_REQUIRED WORK_. Filter the records below and keep only the lines that contain the string "recording", treating uppercase and lowercase as different.

_TASK INPUTS_.
** begin **

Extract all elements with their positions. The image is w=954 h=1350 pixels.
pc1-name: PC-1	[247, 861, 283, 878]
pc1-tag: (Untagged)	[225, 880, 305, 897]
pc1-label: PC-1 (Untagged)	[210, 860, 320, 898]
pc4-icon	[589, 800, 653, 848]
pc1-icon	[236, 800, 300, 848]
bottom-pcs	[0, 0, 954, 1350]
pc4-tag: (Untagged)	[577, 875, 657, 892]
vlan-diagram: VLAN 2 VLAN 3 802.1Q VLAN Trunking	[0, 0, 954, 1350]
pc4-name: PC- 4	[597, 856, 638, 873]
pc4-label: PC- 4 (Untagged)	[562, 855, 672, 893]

** end **
** begin **

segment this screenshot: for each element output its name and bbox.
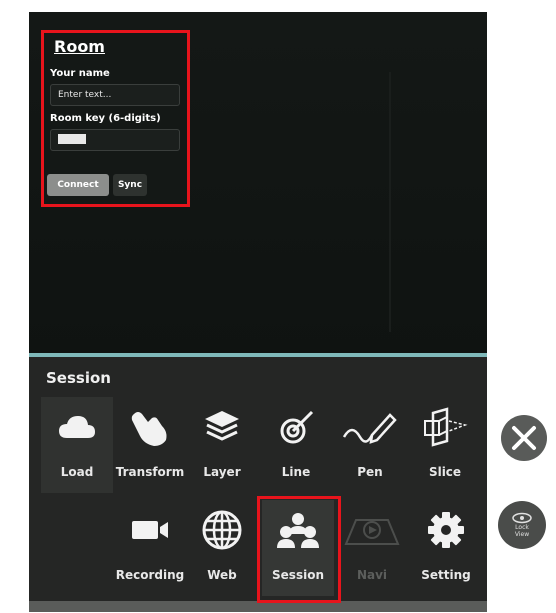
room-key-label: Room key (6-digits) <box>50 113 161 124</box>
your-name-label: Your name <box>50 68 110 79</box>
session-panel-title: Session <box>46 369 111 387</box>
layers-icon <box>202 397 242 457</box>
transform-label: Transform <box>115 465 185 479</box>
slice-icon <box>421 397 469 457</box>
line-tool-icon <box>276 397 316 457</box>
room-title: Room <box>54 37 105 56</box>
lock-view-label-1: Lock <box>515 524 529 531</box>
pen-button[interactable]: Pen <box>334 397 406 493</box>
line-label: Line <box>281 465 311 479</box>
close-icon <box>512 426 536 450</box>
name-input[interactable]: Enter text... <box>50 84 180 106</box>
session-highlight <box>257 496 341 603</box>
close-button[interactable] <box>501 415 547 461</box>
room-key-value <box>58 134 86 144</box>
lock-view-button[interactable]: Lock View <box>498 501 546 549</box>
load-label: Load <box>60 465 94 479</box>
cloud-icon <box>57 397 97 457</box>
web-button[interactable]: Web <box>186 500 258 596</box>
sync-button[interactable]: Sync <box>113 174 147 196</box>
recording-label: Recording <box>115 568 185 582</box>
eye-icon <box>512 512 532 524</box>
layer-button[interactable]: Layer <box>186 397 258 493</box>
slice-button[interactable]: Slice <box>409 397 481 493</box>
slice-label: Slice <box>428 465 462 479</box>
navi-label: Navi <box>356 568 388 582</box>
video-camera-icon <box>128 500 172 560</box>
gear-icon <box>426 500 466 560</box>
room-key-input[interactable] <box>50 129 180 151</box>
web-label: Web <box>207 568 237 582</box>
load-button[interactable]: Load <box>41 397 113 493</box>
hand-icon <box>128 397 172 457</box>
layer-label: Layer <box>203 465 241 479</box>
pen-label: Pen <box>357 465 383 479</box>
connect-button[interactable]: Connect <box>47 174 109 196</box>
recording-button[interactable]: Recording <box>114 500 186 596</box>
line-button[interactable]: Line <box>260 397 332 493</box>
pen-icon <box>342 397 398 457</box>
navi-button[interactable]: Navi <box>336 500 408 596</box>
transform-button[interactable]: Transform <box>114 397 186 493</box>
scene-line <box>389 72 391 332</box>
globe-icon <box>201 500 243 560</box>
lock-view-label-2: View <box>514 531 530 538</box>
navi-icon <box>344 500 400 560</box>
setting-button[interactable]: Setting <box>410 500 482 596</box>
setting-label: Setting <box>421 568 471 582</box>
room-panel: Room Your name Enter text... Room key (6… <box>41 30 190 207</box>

** end **

_TASK ANSWER_.
recording-label: Recording <box>115 568 185 582</box>
recording-button[interactable]: Recording <box>114 500 186 596</box>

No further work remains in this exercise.